Goal: Reproduce each record exactly.

--- start of Entries supplied ---

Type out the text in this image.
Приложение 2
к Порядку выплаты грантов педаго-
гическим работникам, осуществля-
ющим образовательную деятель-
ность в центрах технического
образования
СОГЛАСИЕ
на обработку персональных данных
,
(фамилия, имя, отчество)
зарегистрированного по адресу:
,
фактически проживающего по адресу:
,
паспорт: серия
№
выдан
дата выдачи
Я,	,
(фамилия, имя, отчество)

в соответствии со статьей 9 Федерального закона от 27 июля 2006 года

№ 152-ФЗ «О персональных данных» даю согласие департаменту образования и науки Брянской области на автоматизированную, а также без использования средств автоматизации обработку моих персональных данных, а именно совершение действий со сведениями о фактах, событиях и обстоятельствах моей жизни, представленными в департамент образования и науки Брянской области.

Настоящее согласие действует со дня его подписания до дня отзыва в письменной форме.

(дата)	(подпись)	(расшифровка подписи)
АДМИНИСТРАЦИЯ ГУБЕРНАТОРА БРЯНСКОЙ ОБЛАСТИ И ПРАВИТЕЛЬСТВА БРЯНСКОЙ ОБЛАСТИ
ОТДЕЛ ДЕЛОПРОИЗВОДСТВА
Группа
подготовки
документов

--- end of Entries supplied ---

Complete output:
Type out the text in this image.
Приложение 2
к Порядку выплаты грантов педаго-
гическим работникам, осуществля-
ющим образовательную деятель-
ность в центрах технического
образования
СОГЛАСИЕ
на обработку персональных данных
,
(фамилия, имя, отчество)
зарегистрированного по адресу:
,
фактически проживающего по адресу:
,
паспорт: серия
№
выдан
дата выдачи
Я,	,
(фамилия, имя, отчество)

в соответствии со статьей 9 Федерального закона от 27 июля 2006 года

№ 152-ФЗ «О персональных данных» даю согласие департаменту образования и науки Брянской области на автоматизированную, а также без использования средств автоматизации обработку моих персональных данных, а именно совершение действий со сведениями о фактах, событиях и обстоятельствах моей жизни, представленными в департамент образования и науки Брянской области.

Настоящее согласие действует со дня его подписания до дня отзыва в письменной форме.

(дата)	(подпись)	(расшифровка подписи)
АДМИНИСТРАЦИЯ ГУБЕРНАТОРА БРЯНСКОЙ ОБЛАСТИ И ПРАВИТЕЛЬСТВА БРЯНСКОЙ ОБЛАСТИ
ОТДЕЛ ДЕЛОПРОИЗВОДСТВА
Группа
подготовки
документов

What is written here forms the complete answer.